Matahari tepat berada di atas kepala
ketika GrabCar menurunkan Citra tepat di gerbang Gudang Sarinah.
"Dimana?"
"Oh, masuk aja. Ntar pintu pertama
sebelah kiri ya,” balas Andi yang tengah mengerjakan jahitan tas berbahan dasar
baliho bekas pameran.
Citra terperangah melihat penampakan dalam
tempat yang disebut gudang tersebut. Dia tidak mengira akan ada ruang yang
terlihat seperti window display toko-toko dalam mall. Tokopedia memang
berkolaborasi dengan Jakarta Biennale (JB) 2017 dengan menyediakan ruang untuk
workshop. Di sana kemudian digelar aktivitas menjahit yang dilakukan oleh para
seniman dan kurator. Selain itu, ada pula workshop mewarnai topeng untuk anak-anak.
“Hei! Selamat di Gudang Sarinah,” sambut
Andi.
“Oh, ini,” Citra menyapukan pandangannya
ke seluruh ruang.
“Iya, jadi ini Jakarta Biennale 2017 yang
merupakan biennale ke 17. Diadainnya tiap dua tahun sekali. Pameran seni ini
udah ada sejak 1974 loh. Udah lama banget. Di Indonesia, dia yang pertama. Isinya
seni macem-macem gitu,” terang Andi.
![]() |
Infografis sejarah Jakarta Biennale |
Jakarta Biennale tahun ini memiliki waktu
yang hampir bersamaan dengan Biennale Jogja dan Makassar Biennale. Mereka
memang sepakat untuk menggelarnya dalam waktu yang berdekatan agar, menurut Ricky Josep Persik wakil kepala Badan Ekonomi Kreatif (BEKRAF), efektif dalam
menarik tamu-tamu internasional untuk datang ke Indonesia.
Tahun ini
JB melalui 5 kurator mengurasi 51
seniman baik individu maupun kelompok baik dalam negeri maupun luar negeri untuk
menampilkan karya mereka dengan tema JIWA. Perhelatan dua candra ini digelar di
tiga tempat berbeda yakni, Gudang Sarinah Ekosistem, Museum Sejarah Jakarta,
dan Museum Seni Rupa dan Keramik yang berlangsung dari 5 November hingga 10
Desember 2017.
Menyeberang ke gedung sebelah, Citra yang
dituntun Andi mendapati karya Chiharu Shiota di sebuah layar LCD yang menyiram
tubuhnya dengan lumpur di dalam bak mandi yang sempit. Karya itu merupakan
performans yang dibuat di tahun 1999 berjudul Bathroom. Menurut informasi yang terpampang,
seniman Jepang yang kini menetap di Jerman ini, ingin menyatu dengan bumi—tempat
dimana dia dan kita berpijak. Tak lama setelah menyaksikan penampilan Chiharu,
mata Citra langsung terantuk pada foto batang pohon yang panjang yang
ditampilkan dengan warna hitam putih. Senada dengan karya sebelumnya, Citra
merasa bahwa karya ini masih berkisar tentang alam dan manusia.

[Catatan anotasi tata letak]
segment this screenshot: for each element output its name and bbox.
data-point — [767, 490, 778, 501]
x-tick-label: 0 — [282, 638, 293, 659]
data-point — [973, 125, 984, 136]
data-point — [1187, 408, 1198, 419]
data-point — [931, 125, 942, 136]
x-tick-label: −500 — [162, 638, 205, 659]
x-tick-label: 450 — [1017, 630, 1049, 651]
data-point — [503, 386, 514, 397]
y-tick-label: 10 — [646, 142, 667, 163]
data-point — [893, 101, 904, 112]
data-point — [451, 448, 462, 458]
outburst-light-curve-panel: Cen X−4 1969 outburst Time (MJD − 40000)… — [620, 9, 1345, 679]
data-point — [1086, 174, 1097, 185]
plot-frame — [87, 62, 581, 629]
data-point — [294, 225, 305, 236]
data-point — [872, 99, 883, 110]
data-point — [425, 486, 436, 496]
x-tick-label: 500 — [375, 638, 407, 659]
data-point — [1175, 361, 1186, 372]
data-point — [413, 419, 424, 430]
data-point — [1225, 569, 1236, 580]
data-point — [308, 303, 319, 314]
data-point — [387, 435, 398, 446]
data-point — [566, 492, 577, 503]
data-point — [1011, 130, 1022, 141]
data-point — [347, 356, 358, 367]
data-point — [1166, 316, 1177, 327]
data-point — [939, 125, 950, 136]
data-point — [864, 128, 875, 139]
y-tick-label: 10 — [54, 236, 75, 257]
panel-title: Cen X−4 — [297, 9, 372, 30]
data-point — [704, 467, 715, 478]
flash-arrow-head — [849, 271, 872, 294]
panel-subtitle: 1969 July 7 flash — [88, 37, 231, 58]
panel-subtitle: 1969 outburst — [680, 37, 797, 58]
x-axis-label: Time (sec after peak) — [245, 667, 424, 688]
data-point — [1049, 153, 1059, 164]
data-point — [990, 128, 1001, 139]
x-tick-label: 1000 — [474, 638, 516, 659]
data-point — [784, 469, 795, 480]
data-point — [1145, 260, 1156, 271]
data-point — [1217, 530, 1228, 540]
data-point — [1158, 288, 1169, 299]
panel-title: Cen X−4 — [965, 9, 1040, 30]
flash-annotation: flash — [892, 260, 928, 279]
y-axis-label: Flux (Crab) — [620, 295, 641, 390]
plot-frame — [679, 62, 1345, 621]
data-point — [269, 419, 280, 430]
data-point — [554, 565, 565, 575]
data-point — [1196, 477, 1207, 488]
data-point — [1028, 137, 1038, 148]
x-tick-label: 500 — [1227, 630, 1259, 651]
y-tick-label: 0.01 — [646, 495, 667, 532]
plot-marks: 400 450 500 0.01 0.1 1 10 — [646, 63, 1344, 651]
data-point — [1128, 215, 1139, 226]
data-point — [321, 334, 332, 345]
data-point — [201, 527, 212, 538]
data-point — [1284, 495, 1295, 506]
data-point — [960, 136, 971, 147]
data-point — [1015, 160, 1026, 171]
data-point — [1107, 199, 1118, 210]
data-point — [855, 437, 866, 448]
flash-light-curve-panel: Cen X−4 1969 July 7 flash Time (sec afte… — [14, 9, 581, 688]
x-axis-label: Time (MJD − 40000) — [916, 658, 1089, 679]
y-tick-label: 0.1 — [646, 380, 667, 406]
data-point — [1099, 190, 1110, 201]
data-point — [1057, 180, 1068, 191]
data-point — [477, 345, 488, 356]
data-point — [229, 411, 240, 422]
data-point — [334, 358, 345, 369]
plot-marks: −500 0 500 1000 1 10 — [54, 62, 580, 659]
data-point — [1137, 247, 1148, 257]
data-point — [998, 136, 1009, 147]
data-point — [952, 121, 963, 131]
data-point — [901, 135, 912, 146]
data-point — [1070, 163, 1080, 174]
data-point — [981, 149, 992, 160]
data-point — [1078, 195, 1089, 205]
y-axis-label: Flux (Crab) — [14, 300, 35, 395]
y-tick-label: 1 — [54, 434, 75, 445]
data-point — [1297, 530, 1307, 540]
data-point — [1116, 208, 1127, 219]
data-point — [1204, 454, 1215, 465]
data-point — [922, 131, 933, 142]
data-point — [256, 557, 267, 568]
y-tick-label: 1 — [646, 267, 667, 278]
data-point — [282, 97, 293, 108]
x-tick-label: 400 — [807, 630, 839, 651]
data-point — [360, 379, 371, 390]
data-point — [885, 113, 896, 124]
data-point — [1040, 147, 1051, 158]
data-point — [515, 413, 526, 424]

_SOAL LATIHAN_.
#1 Jawab pertanyaan berikut berdasarkan teks tentang Jakarta Biennale 2017.
(a) Sejak tahun berapa pameran ini sudah ada menurut Andi?
(b) Berapa kurator dan berapa seniman yang terlibat tahun ini?
(c) Apa judul performans Chiharu Shiota, dan kapan karya itu dibuat?
#2 Teruskan teks tentang Jakarta Biennale 2017, dimulai tepat setelah kalimat terakhirnya.

_KUNCI JAWABAN_.
#1
(a) Sejak tahun 1974.
(b) Ada 5 kurator dan 51 seniman, baik individu maupun kelompok.
(c) Judulnya Bathroom, dibuat tahun 1999.

#2
![]() |
Robert Zhao Renhui. The World Will Surely Collapse, Trying to Remember A Tree (III). 2017 |
Adalah Robert Zhao Renhui, seniman
Singapura, yang memajang foto tersebut—yang ukurannya menyerupai ukuran batang
pohon aslinya. Ini merupakan buah kegelisahannya atas pohon-pohon di Singapura
yang ditebang untuk kemudian dipotong-potong dan dipindahkan ke tempat lain
untuk diolah. Hal ini, menurut Robert, butuh cara-cara lain untuk “mengelola”
alam. Lepas menatapi satu per satu potongan batang pohon tersebut ia meneruskan
langkah dan kembali terantuk pada dua karya yang cukup mengambil ruang yang lebar
yakni tumpukan-tumpukan tanah, debu, dan kerikil bak gunung dengan tampilan
video yang diproyeksikan di tembok putih serta rangkaian batu-batu apung yang
tampak menyerupai sebuah wajah. Karya pertama adalah karya seorang perempuan pelaku
performans yang lahir di Jerman dan menempuh pendidikan seni rupa di Institut
Teknologi Bandung (ITB), Marintan Sirait. Dalam praktiknya berkesenian,
Marintan memang menganggap bahwa tubuh
seseorang merupakan rumah sekaligus
tempat berlindung paling rentan dalam interaksi sesama manusia serta yang
paling penting adalah tubuh juga memiliki hak atas kebebasan.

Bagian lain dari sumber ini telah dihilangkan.